> **WHAT NEEDS TO BE DONE**:
Reproduce the data below line for line, without changing anything, and leave out the pictures.

> **SUPPLIED MATERIAL**:

** Begin **

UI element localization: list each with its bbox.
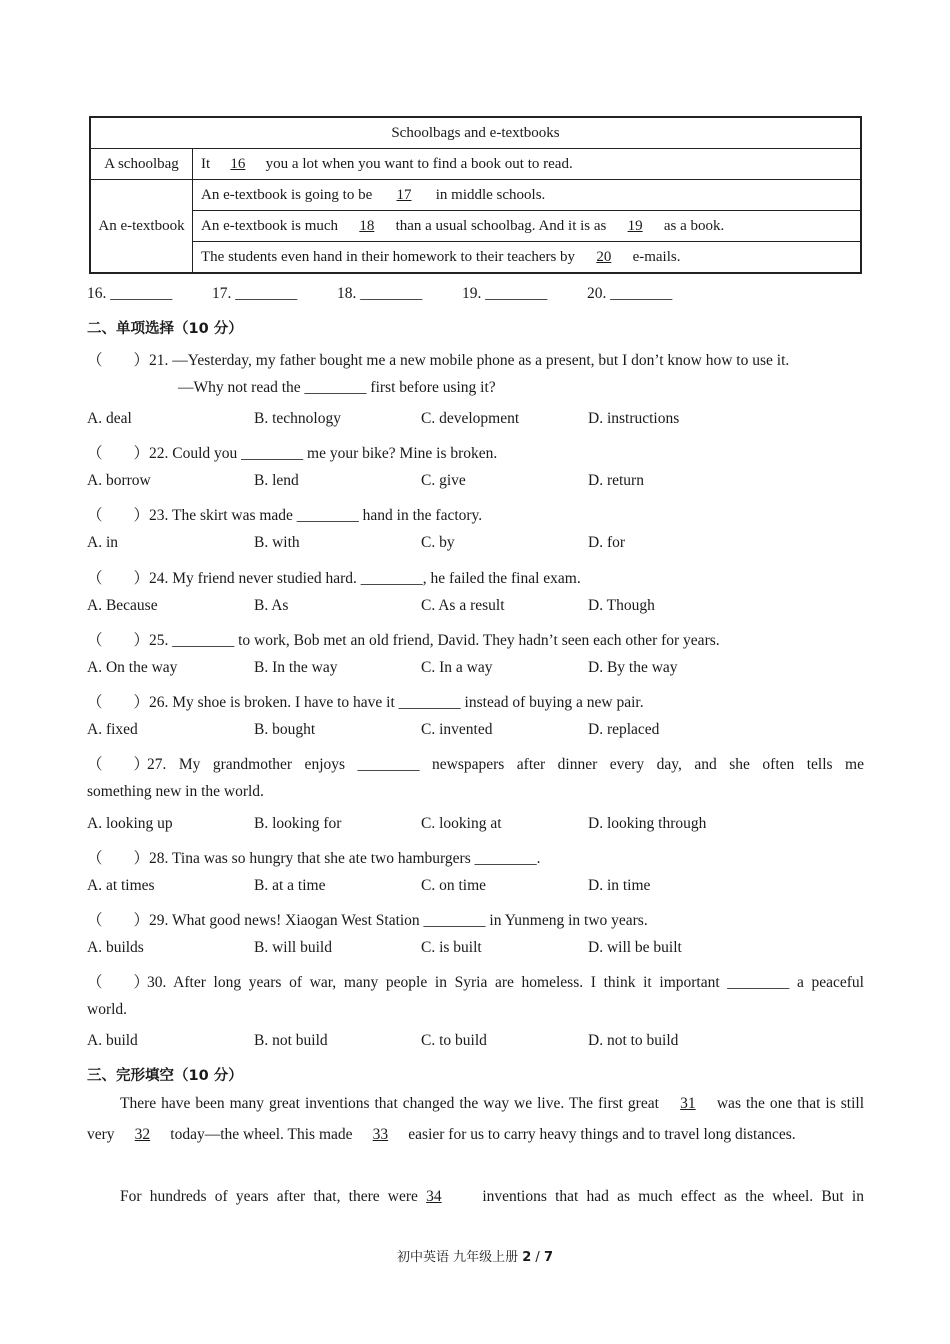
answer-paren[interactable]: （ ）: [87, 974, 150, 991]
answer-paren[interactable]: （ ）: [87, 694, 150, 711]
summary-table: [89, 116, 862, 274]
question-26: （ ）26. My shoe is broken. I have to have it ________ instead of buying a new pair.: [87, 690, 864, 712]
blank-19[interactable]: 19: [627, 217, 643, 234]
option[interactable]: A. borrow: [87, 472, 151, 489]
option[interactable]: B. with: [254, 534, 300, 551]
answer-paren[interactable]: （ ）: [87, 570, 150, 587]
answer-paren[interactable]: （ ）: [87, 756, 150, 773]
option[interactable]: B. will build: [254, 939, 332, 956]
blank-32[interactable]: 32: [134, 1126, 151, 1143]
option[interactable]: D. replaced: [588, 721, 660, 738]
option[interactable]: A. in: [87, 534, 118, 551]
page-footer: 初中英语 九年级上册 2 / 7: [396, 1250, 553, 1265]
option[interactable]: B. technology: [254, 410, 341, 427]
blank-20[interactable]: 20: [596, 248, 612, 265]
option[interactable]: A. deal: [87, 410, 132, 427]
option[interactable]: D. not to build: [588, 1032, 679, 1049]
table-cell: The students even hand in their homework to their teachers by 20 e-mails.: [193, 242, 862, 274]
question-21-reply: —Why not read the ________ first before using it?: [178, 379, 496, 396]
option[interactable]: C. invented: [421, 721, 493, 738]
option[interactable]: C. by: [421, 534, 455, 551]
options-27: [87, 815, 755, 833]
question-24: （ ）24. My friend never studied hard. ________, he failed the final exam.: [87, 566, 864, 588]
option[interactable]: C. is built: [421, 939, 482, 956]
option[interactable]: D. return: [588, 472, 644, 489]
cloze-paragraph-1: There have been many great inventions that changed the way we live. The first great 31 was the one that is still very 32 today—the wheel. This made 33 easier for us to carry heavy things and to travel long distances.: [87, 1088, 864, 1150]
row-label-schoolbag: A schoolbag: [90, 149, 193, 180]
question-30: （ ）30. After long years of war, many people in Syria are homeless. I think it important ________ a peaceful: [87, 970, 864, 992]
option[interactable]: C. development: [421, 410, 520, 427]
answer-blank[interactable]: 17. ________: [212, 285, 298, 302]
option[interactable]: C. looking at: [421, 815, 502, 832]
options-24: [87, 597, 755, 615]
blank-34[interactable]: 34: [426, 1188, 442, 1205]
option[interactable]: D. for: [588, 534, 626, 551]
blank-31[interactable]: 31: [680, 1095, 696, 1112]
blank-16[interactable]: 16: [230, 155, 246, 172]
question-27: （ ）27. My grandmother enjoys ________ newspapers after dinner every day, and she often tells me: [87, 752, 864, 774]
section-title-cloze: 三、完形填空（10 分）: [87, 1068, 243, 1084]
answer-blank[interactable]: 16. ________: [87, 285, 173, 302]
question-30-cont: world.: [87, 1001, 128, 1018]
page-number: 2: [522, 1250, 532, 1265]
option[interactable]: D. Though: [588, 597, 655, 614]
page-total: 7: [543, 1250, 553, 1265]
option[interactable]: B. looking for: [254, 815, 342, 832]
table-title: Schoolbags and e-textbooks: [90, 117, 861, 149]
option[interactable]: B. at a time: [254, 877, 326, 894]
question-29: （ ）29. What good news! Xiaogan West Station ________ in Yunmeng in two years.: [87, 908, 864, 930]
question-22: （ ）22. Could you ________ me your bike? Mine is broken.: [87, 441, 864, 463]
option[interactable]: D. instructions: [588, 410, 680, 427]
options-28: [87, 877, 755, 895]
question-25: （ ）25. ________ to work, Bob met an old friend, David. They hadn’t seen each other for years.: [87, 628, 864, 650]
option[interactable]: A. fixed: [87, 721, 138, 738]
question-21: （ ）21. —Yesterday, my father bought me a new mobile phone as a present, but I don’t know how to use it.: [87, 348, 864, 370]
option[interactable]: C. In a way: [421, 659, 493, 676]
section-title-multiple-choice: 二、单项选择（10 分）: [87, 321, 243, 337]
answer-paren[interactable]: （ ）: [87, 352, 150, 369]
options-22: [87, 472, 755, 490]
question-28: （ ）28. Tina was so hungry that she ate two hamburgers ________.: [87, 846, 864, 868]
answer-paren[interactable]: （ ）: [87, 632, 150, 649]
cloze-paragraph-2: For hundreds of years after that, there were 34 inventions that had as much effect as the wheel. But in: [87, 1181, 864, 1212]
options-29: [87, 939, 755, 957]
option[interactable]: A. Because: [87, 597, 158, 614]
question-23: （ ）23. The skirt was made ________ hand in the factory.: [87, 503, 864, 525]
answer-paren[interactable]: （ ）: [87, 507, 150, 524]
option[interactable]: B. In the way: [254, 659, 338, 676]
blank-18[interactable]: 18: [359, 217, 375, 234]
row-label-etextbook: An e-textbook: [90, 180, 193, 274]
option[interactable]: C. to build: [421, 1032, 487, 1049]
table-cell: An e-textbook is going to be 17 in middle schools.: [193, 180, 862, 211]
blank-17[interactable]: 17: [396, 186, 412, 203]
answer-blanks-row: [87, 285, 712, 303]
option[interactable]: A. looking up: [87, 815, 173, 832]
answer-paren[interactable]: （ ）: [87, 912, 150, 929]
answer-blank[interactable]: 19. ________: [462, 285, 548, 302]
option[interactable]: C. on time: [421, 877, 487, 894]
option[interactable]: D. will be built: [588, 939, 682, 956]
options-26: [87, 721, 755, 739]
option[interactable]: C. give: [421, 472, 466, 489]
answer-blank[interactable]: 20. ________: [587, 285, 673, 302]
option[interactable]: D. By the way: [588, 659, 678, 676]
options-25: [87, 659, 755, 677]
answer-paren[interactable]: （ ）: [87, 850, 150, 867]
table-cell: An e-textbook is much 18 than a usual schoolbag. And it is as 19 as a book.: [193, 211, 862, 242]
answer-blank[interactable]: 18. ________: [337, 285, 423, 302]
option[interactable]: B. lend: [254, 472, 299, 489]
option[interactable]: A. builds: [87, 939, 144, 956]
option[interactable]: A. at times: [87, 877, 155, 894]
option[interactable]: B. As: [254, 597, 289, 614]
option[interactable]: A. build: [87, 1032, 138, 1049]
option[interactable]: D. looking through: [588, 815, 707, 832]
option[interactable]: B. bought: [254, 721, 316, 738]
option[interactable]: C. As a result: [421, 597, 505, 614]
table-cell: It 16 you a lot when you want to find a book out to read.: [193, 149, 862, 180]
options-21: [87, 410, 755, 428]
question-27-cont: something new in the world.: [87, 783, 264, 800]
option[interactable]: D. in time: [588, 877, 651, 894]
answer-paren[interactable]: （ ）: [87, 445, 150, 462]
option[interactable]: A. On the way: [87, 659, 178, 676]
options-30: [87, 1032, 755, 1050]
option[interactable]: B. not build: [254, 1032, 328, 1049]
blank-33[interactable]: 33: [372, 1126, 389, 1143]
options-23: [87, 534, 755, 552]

** End **

> **SOLUTION TO THE EXERCISE**:
UI element localization: list each with its bbox.
answer-paren[interactable]: （ ）: [87, 974, 150, 991]
answer-paren[interactable]: （ ）: [87, 694, 150, 711]
summary-table: [89, 116, 862, 274]
question-26: （ ）26. My shoe is broken. I have to have it ________ instead of buying a new pair.: [87, 690, 864, 712]
blank-19[interactable]: 19: [627, 217, 643, 234]
option[interactable]: A. borrow: [87, 472, 151, 489]
option[interactable]: B. with: [254, 534, 300, 551]
answer-paren[interactable]: （ ）: [87, 570, 150, 587]
answer-paren[interactable]: （ ）: [87, 756, 150, 773]
option[interactable]: B. will build: [254, 939, 332, 956]
blank-32[interactable]: 32: [134, 1126, 151, 1143]
option[interactable]: D. replaced: [588, 721, 660, 738]
option[interactable]: A. in: [87, 534, 118, 551]
page-footer: 初中英语 九年级上册 2 / 7: [396, 1250, 553, 1265]
option[interactable]: B. technology: [254, 410, 341, 427]
blank-20[interactable]: 20: [596, 248, 612, 265]
option[interactable]: A. deal: [87, 410, 132, 427]
option[interactable]: D. not to build: [588, 1032, 679, 1049]
table-cell: The students even hand in their homework to their teachers by 20 e-mails.: [193, 242, 862, 274]
question-21-reply: —Why not read the ________ first before using it?: [178, 379, 496, 396]
option[interactable]: C. invented: [421, 721, 493, 738]
option[interactable]: C. by: [421, 534, 455, 551]
options-27: [87, 815, 755, 833]
question-24: （ ）24. My friend never studied hard. ________, he failed the final exam.: [87, 566, 864, 588]
option[interactable]: C. is built: [421, 939, 482, 956]
option[interactable]: D. return: [588, 472, 644, 489]
cloze-paragraph-1: There have been many great inventions that changed the way we live. The first great 31 was the one that is still very 32 today—the wheel. This made 33 easier for us to carry heavy things and to travel long distances.: [87, 1088, 864, 1150]
row-label-schoolbag: A schoolbag: [90, 149, 193, 180]
question-30: （ ）30. After long years of war, many people in Syria are homeless. I think it important ________ a peaceful: [87, 970, 864, 992]
option[interactable]: C. development: [421, 410, 520, 427]
answer-blank[interactable]: 17. ________: [212, 285, 298, 302]
option[interactable]: C. looking at: [421, 815, 502, 832]
options-24: [87, 597, 755, 615]
blank-34[interactable]: 34: [426, 1188, 442, 1205]
option[interactable]: D. for: [588, 534, 626, 551]
blank-31[interactable]: 31: [680, 1095, 696, 1112]
blank-16[interactable]: 16: [230, 155, 246, 172]
question-27: （ ）27. My grandmother enjoys ________ newspapers after dinner every day, and she often tells me: [87, 752, 864, 774]
section-title-cloze: 三、完形填空（10 分）: [87, 1068, 243, 1084]
answer-blank[interactable]: 16. ________: [87, 285, 173, 302]
question-30-cont: world.: [87, 1001, 128, 1018]
page-number: 2: [522, 1250, 532, 1265]
option[interactable]: D. Though: [588, 597, 655, 614]
page-total: 7: [543, 1250, 553, 1265]
option[interactable]: B. looking for: [254, 815, 342, 832]
table-title: Schoolbags and e-textbooks: [90, 117, 861, 149]
option[interactable]: B. at a time: [254, 877, 326, 894]
question-29: （ ）29. What good news! Xiaogan West Station ________ in Yunmeng in two years.: [87, 908, 864, 930]
question-22: （ ）22. Could you ________ me your bike? Mine is broken.: [87, 441, 864, 463]
option[interactable]: D. instructions: [588, 410, 680, 427]
options-28: [87, 877, 755, 895]
question-25: （ ）25. ________ to work, Bob met an old friend, David. They hadn’t seen each other for years.: [87, 628, 864, 650]
option[interactable]: A. fixed: [87, 721, 138, 738]
question-21: （ ）21. —Yesterday, my father bought me a new mobile phone as a present, but I don’t know how to use it.: [87, 348, 864, 370]
option[interactable]: C. In a way: [421, 659, 493, 676]
section-title-multiple-choice: 二、单项选择（10 分）: [87, 321, 243, 337]
answer-paren[interactable]: （ ）: [87, 352, 150, 369]
options-22: [87, 472, 755, 490]
question-28: （ ）28. Tina was so hungry that she ate two hamburgers ________.: [87, 846, 864, 868]
answer-paren[interactable]: （ ）: [87, 632, 150, 649]
cloze-paragraph-2: For hundreds of years after that, there were 34 inventions that had as much effect as the wheel. But in: [87, 1181, 864, 1212]
options-29: [87, 939, 755, 957]
option[interactable]: A. Because: [87, 597, 158, 614]
question-23: （ ）23. The skirt was made ________ hand in the factory.: [87, 503, 864, 525]
answer-paren[interactable]: （ ）: [87, 507, 150, 524]
option[interactable]: B. In the way: [254, 659, 338, 676]
blank-18[interactable]: 18: [359, 217, 375, 234]
row-label-etextbook: An e-textbook: [90, 180, 193, 274]
option[interactable]: C. to build: [421, 1032, 487, 1049]
table-cell: An e-textbook is going to be 17 in middle schools.: [193, 180, 862, 211]
blank-17[interactable]: 17: [396, 186, 412, 203]
answer-blanks-row: [87, 285, 712, 303]
option[interactable]: A. looking up: [87, 815, 173, 832]
answer-paren[interactable]: （ ）: [87, 912, 150, 929]
answer-blank[interactable]: 19. ________: [462, 285, 548, 302]
option[interactable]: C. on time: [421, 877, 487, 894]
option[interactable]: D. will be built: [588, 939, 682, 956]
options-26: [87, 721, 755, 739]
option[interactable]: C. give: [421, 472, 466, 489]
answer-blank[interactable]: 20. ________: [587, 285, 673, 302]
option[interactable]: D. By the way: [588, 659, 678, 676]
options-25: [87, 659, 755, 677]
answer-paren[interactable]: （ ）: [87, 850, 150, 867]
table-cell: An e-textbook is much 18 than a usual schoolbag. And it is as 19 as a book.: [193, 211, 862, 242]
answer-blank[interactable]: 18. ________: [337, 285, 423, 302]
option[interactable]: B. lend: [254, 472, 299, 489]
option[interactable]: A. builds: [87, 939, 144, 956]
option[interactable]: A. at times: [87, 877, 155, 894]
option[interactable]: B. As: [254, 597, 289, 614]
option[interactable]: A. build: [87, 1032, 138, 1049]
option[interactable]: D. looking through: [588, 815, 707, 832]
option[interactable]: B. bought: [254, 721, 316, 738]
option[interactable]: C. As a result: [421, 597, 505, 614]
table-cell: It 16 you a lot when you want to find a book out to read.: [193, 149, 862, 180]
options-21: [87, 410, 755, 428]
question-27-cont: something new in the world.: [87, 783, 264, 800]
option[interactable]: D. in time: [588, 877, 651, 894]
answer-paren[interactable]: （ ）: [87, 445, 150, 462]
option[interactable]: A. On the way: [87, 659, 178, 676]
options-30: [87, 1032, 755, 1050]
option[interactable]: B. not build: [254, 1032, 328, 1049]
blank-33[interactable]: 33: [372, 1126, 389, 1143]
options-23: [87, 534, 755, 552]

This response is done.